◆ **RAW RECORDS**:
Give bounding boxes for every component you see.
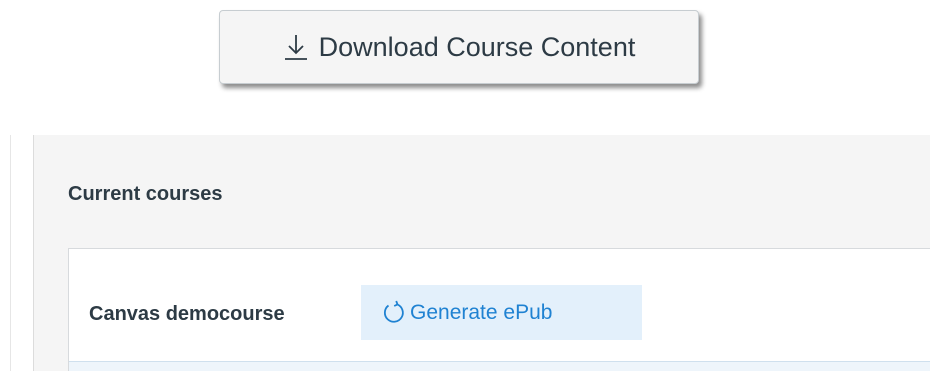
panel-divider	[10, 135, 11, 371]
course-name: Canvas democourse	[89, 303, 285, 325]
download-icon	[283, 32, 309, 62]
download-course-content-button[interactable]: Download Course Content	[219, 10, 699, 84]
refresh-icon	[381, 300, 407, 326]
next-row	[69, 362, 930, 371]
generate-epub-button[interactable]: Generate ePub	[361, 285, 642, 340]
page: Download Course Content Current courses …	[0, 0, 930, 371]
section-title: Current courses	[68, 183, 223, 205]
generate-epub-label: Generate ePub	[410, 300, 553, 324]
download-button-label: Download Course Content	[318, 31, 636, 62]
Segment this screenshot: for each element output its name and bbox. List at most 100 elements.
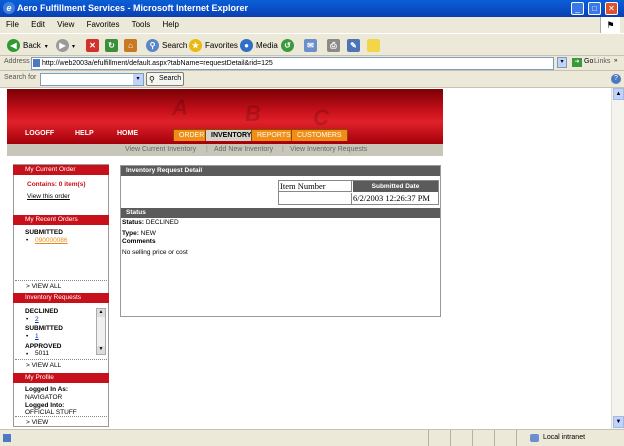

◆ **PROBLEM TO SOLVE**:
Reproduce every one of the rows above line for line without altering any wording, and leave out the pictures.

◆ **THE RESPONSE**:
Give bounding boxes for every component you see.
panel-divider	[10, 135, 11, 371]
course-name: Canvas democourse	[89, 303, 285, 325]
download-icon	[283, 32, 309, 62]
download-course-content-button[interactable]: Download Course Content	[219, 10, 699, 84]
refresh-icon	[381, 300, 407, 326]
next-row	[69, 362, 930, 371]
generate-epub-button[interactable]: Generate ePub	[361, 285, 642, 340]
page: Download Course Content Current courses …	[0, 0, 930, 371]
section-title: Current courses	[68, 183, 223, 205]
generate-epub-label: Generate ePub	[410, 300, 553, 324]
download-button-label: Download Course Content	[318, 31, 636, 62]
Segment this screenshot: for each element output its name and bbox. List at most 100 elements.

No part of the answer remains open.